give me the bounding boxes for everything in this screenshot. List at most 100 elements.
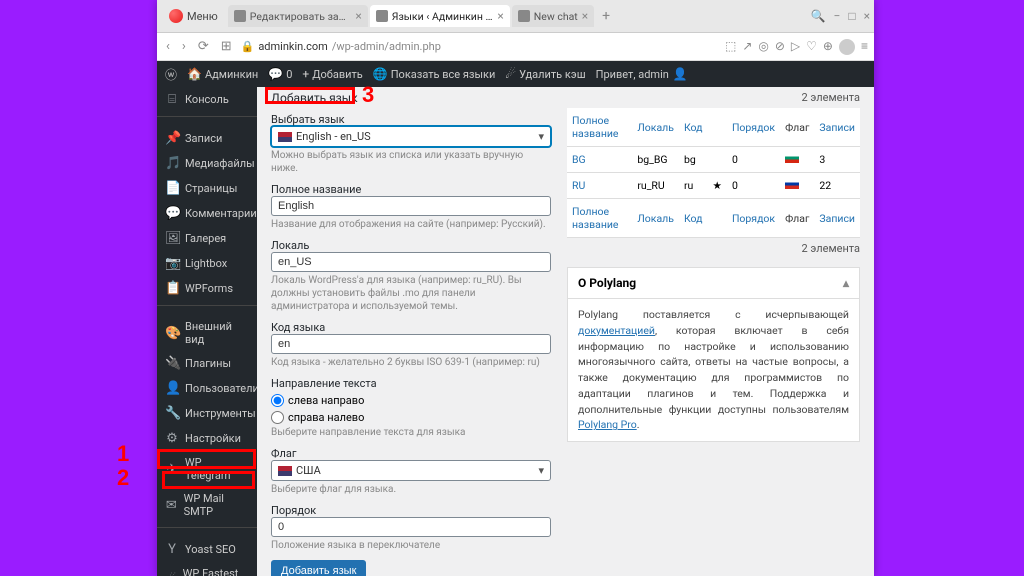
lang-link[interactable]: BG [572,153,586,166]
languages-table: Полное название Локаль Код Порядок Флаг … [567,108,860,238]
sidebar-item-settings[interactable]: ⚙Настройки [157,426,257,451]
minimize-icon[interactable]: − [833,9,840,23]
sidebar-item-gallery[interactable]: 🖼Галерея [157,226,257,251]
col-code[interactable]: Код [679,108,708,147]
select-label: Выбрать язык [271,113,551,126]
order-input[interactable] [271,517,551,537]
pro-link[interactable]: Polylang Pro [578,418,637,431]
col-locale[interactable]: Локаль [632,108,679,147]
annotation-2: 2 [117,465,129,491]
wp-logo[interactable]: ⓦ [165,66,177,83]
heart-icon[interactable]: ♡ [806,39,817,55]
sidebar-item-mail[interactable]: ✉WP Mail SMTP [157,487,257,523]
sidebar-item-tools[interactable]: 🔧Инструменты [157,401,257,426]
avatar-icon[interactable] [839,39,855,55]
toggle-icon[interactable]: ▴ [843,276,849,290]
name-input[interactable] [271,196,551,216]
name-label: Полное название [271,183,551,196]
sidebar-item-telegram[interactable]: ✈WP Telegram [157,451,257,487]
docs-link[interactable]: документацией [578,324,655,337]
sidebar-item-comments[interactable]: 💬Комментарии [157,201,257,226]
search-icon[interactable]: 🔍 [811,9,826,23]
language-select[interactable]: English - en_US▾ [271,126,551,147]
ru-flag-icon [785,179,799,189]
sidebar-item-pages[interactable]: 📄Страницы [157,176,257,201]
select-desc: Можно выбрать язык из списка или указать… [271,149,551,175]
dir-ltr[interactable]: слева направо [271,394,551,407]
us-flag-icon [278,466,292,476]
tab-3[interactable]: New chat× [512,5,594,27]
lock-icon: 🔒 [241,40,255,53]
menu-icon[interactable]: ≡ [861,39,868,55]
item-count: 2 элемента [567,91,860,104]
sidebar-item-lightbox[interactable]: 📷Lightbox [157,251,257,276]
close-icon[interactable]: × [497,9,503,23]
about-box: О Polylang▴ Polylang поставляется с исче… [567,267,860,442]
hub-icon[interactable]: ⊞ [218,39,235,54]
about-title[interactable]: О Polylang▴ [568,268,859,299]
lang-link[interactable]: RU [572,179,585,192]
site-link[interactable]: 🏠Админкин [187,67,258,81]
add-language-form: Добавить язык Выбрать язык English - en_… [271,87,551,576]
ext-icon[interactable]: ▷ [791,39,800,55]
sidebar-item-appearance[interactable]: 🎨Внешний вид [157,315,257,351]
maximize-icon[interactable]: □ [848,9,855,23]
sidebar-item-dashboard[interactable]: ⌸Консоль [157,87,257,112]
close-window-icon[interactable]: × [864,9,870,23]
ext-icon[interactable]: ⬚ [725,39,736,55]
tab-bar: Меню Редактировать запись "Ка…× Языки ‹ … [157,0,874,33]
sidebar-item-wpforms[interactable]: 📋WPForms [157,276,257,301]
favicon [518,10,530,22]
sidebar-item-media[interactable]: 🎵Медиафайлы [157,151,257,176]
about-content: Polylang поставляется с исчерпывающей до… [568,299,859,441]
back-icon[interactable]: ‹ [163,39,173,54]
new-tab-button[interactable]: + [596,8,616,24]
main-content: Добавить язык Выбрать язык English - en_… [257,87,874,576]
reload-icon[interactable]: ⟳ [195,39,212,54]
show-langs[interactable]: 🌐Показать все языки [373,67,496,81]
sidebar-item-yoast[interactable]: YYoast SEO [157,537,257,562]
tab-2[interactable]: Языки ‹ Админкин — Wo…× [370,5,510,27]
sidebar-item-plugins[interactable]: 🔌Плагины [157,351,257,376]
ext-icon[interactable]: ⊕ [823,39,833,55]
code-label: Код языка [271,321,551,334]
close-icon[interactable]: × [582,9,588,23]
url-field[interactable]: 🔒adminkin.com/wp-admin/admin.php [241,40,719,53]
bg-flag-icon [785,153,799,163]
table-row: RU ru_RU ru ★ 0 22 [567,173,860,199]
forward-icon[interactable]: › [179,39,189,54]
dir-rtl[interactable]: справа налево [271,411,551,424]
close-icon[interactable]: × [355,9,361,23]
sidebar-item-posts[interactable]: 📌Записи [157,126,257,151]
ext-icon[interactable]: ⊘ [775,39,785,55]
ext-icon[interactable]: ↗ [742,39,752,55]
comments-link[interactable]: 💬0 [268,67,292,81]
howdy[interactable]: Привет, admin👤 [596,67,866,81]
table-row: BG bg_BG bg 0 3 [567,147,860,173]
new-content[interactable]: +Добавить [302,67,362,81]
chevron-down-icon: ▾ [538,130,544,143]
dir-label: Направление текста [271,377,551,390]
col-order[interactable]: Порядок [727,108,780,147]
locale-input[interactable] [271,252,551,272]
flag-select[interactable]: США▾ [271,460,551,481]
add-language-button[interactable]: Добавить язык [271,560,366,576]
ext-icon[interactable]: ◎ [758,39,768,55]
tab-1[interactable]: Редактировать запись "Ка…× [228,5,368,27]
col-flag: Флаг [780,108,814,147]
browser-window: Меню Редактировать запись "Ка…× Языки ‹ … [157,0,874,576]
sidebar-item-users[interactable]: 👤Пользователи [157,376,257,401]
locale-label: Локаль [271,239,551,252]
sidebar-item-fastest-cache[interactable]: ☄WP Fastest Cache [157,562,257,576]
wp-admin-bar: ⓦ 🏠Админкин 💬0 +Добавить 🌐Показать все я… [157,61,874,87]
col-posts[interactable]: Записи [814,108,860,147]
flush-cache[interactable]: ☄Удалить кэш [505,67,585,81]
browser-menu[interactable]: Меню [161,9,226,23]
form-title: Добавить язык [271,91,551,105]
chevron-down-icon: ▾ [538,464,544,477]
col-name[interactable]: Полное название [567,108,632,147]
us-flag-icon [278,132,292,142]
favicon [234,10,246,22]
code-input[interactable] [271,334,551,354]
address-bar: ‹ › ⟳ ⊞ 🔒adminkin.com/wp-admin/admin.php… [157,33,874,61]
○ ○ ○ ○ ○
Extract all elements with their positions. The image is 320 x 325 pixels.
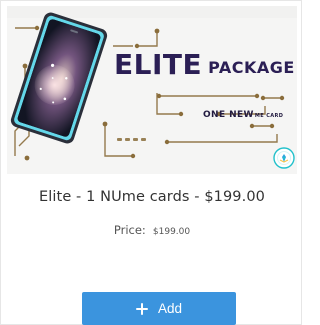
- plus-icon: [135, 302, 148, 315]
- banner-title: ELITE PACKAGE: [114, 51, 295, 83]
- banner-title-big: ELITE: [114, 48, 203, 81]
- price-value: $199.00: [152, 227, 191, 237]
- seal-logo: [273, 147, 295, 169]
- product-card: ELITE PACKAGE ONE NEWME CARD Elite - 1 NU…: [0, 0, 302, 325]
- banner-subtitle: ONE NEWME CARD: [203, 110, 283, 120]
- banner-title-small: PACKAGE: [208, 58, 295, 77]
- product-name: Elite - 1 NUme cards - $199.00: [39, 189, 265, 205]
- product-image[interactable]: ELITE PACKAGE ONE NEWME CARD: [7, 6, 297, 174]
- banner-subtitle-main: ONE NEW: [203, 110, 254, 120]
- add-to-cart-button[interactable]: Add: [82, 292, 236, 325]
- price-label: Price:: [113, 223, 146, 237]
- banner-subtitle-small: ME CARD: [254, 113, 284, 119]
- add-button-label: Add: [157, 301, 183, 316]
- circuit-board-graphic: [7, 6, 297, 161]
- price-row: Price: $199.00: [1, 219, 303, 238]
○ ○ ○ ○ ○
Pull out every line in the records that contains the string "browser".

EXERCISE RESULT:
browser-window: Меню Редактировать запись "Ка…× Языки ‹ … [157,0,874,576]
browser-menu[interactable]: Меню [161,9,226,23]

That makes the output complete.